- [What to work on]: Lines that include the word "FixAs" are the ones to copy.

- [Supplied material]:
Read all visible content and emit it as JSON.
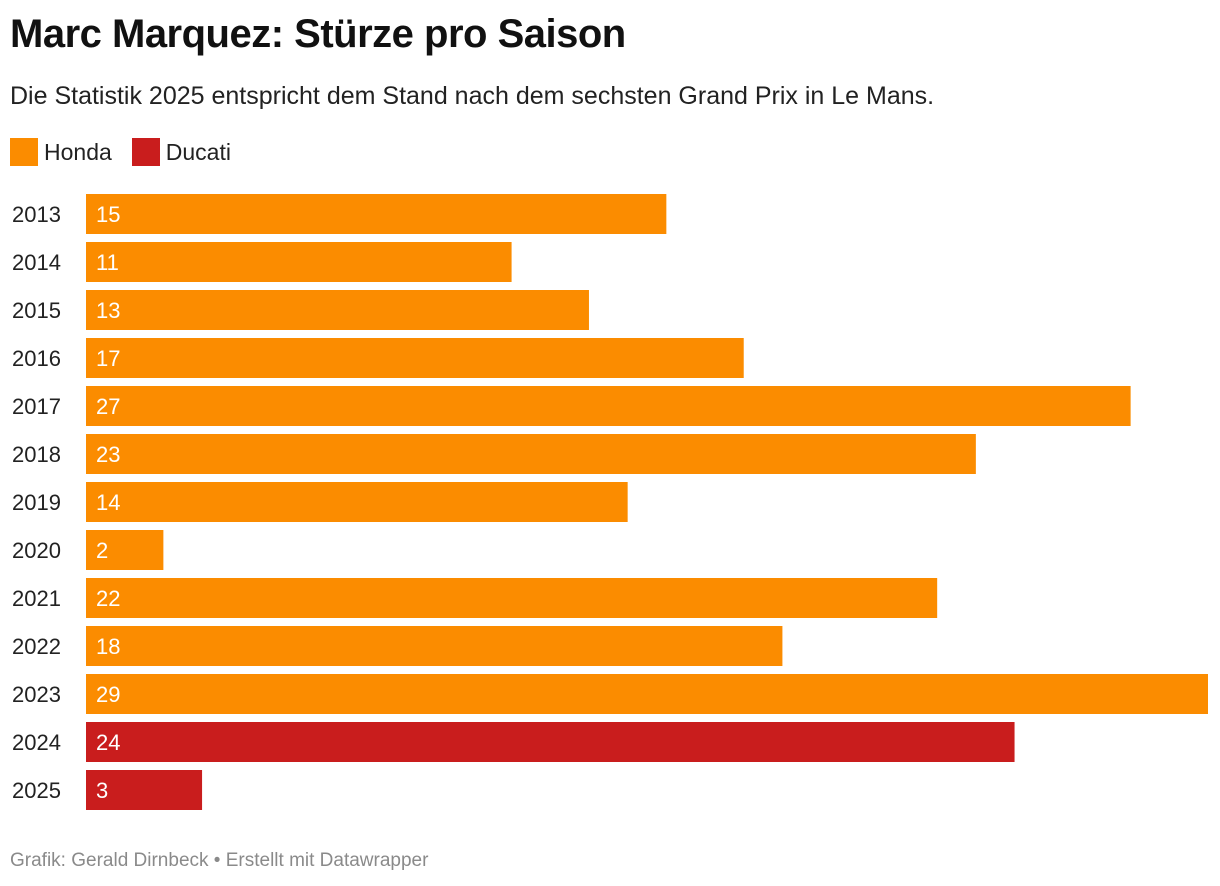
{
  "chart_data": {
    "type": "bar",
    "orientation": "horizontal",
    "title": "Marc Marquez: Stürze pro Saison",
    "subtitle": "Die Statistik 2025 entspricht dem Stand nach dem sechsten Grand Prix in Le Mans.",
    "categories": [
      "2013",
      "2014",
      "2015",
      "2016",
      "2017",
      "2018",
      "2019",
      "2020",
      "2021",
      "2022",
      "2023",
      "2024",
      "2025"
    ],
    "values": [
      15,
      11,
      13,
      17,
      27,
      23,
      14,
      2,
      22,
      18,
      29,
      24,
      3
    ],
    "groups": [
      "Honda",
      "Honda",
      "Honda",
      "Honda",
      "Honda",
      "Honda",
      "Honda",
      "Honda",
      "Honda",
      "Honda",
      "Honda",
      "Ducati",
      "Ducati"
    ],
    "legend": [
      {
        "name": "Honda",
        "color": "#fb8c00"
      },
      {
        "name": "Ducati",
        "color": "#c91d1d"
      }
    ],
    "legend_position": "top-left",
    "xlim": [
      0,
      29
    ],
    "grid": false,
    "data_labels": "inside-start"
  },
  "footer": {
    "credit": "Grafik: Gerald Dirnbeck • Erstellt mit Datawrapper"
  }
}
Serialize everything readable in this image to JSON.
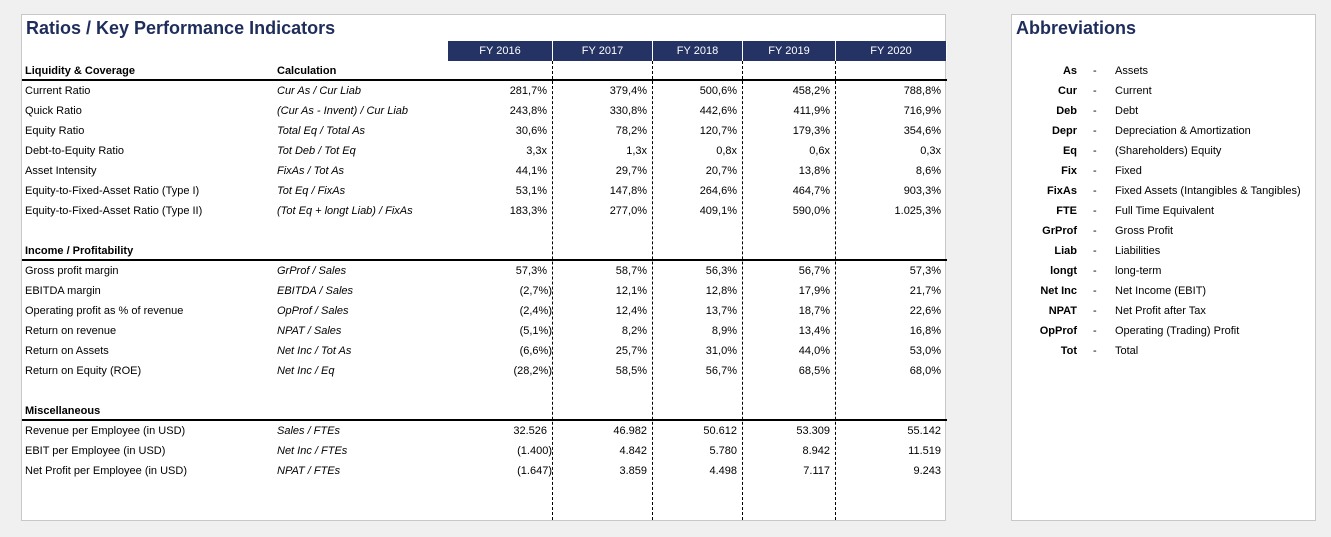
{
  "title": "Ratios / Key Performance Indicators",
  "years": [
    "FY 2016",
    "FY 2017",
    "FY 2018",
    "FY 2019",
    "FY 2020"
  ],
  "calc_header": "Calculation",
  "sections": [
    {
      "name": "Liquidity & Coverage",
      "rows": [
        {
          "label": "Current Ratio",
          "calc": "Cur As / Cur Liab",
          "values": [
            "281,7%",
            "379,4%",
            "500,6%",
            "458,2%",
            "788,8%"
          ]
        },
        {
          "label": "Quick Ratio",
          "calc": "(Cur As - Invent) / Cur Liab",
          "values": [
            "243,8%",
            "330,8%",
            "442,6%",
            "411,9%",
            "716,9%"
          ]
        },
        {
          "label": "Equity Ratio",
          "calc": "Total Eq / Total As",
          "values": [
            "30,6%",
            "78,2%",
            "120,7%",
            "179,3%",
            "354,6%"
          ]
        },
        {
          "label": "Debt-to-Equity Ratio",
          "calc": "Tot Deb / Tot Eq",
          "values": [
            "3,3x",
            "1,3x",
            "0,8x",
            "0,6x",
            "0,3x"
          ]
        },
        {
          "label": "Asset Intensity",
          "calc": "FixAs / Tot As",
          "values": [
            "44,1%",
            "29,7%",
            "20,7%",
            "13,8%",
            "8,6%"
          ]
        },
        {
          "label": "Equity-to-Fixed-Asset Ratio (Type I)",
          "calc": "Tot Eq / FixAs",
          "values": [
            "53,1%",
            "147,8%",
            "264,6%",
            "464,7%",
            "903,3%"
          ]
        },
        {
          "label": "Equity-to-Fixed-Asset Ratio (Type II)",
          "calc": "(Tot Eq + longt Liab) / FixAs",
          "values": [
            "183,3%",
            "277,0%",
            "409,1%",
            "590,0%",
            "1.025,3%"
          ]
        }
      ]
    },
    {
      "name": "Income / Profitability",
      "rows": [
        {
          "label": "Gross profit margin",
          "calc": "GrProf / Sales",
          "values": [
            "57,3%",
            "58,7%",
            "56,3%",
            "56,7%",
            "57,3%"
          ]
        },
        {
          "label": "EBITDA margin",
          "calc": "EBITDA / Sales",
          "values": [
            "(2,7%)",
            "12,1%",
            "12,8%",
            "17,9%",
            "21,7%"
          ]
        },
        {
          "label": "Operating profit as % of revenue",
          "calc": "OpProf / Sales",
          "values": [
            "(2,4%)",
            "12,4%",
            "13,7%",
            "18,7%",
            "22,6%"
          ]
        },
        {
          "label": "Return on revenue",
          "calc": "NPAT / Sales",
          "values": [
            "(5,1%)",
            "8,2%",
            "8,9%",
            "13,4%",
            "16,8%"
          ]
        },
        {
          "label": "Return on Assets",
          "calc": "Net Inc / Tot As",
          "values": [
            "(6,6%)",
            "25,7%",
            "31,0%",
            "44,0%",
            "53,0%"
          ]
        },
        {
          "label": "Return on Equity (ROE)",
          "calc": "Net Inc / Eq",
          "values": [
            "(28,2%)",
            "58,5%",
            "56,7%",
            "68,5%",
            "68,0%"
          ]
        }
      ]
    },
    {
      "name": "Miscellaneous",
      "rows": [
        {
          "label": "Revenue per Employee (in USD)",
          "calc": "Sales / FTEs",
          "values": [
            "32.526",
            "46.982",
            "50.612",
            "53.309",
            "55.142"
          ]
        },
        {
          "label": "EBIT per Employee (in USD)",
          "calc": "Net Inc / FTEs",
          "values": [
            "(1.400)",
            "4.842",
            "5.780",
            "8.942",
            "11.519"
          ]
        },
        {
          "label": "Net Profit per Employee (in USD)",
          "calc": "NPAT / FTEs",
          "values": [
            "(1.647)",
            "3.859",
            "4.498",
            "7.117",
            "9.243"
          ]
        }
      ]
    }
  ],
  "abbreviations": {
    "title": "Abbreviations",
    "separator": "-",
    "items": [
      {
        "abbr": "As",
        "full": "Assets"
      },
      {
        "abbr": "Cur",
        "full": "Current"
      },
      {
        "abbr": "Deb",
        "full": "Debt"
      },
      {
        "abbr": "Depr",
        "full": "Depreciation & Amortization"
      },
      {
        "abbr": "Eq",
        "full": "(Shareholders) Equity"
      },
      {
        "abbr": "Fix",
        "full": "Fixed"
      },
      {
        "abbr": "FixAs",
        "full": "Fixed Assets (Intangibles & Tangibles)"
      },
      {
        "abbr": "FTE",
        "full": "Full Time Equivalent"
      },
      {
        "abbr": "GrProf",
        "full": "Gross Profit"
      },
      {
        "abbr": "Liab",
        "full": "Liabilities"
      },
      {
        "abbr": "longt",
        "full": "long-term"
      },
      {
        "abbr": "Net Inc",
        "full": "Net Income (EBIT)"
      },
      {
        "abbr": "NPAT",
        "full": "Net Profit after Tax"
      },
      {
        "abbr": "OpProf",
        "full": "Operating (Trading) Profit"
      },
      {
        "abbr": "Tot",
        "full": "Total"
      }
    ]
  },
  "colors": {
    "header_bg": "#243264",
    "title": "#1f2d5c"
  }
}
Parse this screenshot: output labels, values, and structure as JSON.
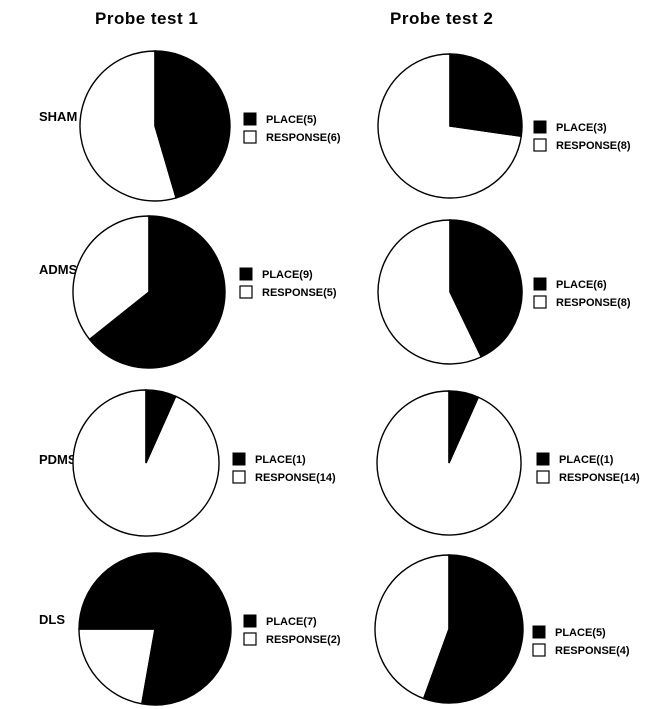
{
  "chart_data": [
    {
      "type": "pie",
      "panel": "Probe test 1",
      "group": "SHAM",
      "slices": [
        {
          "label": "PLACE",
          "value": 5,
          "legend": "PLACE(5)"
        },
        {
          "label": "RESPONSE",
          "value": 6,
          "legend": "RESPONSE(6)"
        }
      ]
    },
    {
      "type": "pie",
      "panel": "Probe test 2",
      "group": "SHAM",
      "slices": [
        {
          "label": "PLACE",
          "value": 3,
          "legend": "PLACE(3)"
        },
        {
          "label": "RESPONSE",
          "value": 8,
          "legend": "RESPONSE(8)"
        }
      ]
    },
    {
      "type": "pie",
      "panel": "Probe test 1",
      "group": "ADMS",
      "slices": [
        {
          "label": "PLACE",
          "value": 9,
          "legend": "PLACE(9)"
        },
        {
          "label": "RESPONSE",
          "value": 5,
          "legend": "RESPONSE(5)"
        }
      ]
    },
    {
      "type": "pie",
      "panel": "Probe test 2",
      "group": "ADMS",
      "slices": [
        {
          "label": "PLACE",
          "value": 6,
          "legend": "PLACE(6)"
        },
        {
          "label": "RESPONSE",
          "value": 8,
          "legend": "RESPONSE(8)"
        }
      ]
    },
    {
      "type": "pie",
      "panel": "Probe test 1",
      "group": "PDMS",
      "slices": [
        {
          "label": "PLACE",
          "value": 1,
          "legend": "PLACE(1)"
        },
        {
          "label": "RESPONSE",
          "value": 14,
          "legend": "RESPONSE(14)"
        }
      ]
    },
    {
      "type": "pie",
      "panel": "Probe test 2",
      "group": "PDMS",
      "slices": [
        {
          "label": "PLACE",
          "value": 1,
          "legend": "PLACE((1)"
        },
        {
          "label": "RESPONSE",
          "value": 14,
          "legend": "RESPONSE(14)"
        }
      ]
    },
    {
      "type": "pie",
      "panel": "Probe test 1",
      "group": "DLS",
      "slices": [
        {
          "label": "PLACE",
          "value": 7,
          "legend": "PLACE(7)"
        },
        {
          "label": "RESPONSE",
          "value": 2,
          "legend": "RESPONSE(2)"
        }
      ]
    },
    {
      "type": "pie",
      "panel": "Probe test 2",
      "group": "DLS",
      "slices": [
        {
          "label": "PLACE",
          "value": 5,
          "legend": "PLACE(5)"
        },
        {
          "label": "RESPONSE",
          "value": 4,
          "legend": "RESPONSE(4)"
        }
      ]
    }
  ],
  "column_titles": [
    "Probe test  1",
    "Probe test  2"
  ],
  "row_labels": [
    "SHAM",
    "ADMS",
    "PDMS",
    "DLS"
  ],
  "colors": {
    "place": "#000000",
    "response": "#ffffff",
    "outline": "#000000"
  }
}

- [In response]:
          "calc": "FixAs / Tot As",
          "calc": "Tot Eq / FixAs",
          "calc": "(Tot Eq + longt Liab) / FixAs",
        "abbr": "FixAs",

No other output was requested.